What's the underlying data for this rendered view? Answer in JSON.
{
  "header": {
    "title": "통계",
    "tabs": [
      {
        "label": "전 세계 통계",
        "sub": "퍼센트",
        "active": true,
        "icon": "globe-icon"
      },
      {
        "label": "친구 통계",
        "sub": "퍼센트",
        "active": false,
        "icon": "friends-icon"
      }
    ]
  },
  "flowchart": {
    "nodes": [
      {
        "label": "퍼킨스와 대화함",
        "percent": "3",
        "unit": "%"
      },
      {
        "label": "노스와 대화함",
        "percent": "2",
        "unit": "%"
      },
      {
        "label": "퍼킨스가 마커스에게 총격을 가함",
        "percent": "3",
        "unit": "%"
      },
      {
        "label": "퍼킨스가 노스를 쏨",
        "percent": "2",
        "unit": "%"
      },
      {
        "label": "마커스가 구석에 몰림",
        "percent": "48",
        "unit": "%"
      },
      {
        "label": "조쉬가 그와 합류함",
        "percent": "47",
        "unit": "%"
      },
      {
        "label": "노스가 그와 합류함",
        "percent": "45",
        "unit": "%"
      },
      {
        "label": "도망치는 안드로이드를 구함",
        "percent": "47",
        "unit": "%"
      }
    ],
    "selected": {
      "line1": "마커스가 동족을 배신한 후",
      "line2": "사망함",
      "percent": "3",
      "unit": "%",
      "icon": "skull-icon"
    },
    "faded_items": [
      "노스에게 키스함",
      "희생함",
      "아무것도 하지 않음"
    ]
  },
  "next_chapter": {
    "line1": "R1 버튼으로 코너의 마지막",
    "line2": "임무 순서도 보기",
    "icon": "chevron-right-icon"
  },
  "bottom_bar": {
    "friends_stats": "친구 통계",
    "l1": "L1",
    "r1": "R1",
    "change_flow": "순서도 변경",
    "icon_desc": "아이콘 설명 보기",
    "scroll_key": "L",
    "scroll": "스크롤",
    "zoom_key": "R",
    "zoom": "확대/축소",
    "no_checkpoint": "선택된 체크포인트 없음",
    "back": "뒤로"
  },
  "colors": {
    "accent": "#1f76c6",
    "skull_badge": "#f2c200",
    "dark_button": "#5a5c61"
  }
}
= = = = = = =
**Written problem:** Reproduce all data above, unchanged.

**Expected output:**
What's the underlying data for this rendered view? Answer in JSON.
{
  "header": {
    "title": "통계",
    "tabs": [
      {
        "label": "전 세계 통계",
        "sub": "퍼센트",
        "active": true,
        "icon": "globe-icon"
      },
      {
        "label": "친구 통계",
        "sub": "퍼센트",
        "active": false,
        "icon": "friends-icon"
      }
    ]
  },
  "flowchart": {
    "nodes": [
      {
        "label": "퍼킨스와 대화함",
        "percent": "3",
        "unit": "%"
      },
      {
        "label": "노스와 대화함",
        "percent": "2",
        "unit": "%"
      },
      {
        "label": "퍼킨스가 마커스에게 총격을 가함",
        "percent": "3",
        "unit": "%"
      },
      {
        "label": "퍼킨스가 노스를 쏨",
        "percent": "2",
        "unit": "%"
      },
      {
        "label": "마커스가 구석에 몰림",
        "percent": "48",
        "unit": "%"
      },
      {
        "label": "조쉬가 그와 합류함",
        "percent": "47",
        "unit": "%"
      },
      {
        "label": "노스가 그와 합류함",
        "percent": "45",
        "unit": "%"
      },
      {
        "label": "도망치는 안드로이드를 구함",
        "percent": "47",
        "unit": "%"
      }
    ],
    "selected": {
      "line1": "마커스가 동족을 배신한 후",
      "line2": "사망함",
      "percent": "3",
      "unit": "%",
      "icon": "skull-icon"
    },
    "faded_items": [
      "노스에게 키스함",
      "희생함",
      "아무것도 하지 않음"
    ]
  },
  "next_chapter": {
    "line1": "R1 버튼으로 코너의 마지막",
    "line2": "임무 순서도 보기",
    "icon": "chevron-right-icon"
  },
  "bottom_bar": {
    "friends_stats": "친구 통계",
    "l1": "L1",
    "r1": "R1",
    "change_flow": "순서도 변경",
    "icon_desc": "아이콘 설명 보기",
    "scroll_key": "L",
    "scroll": "스크롤",
    "zoom_key": "R",
    "zoom": "확대/축소",
    "no_checkpoint": "선택된 체크포인트 없음",
    "back": "뒤로"
  },
  "colors": {
    "accent": "#1f76c6",
    "skull_badge": "#f2c200",
    "dark_button": "#5a5c61"
  }
}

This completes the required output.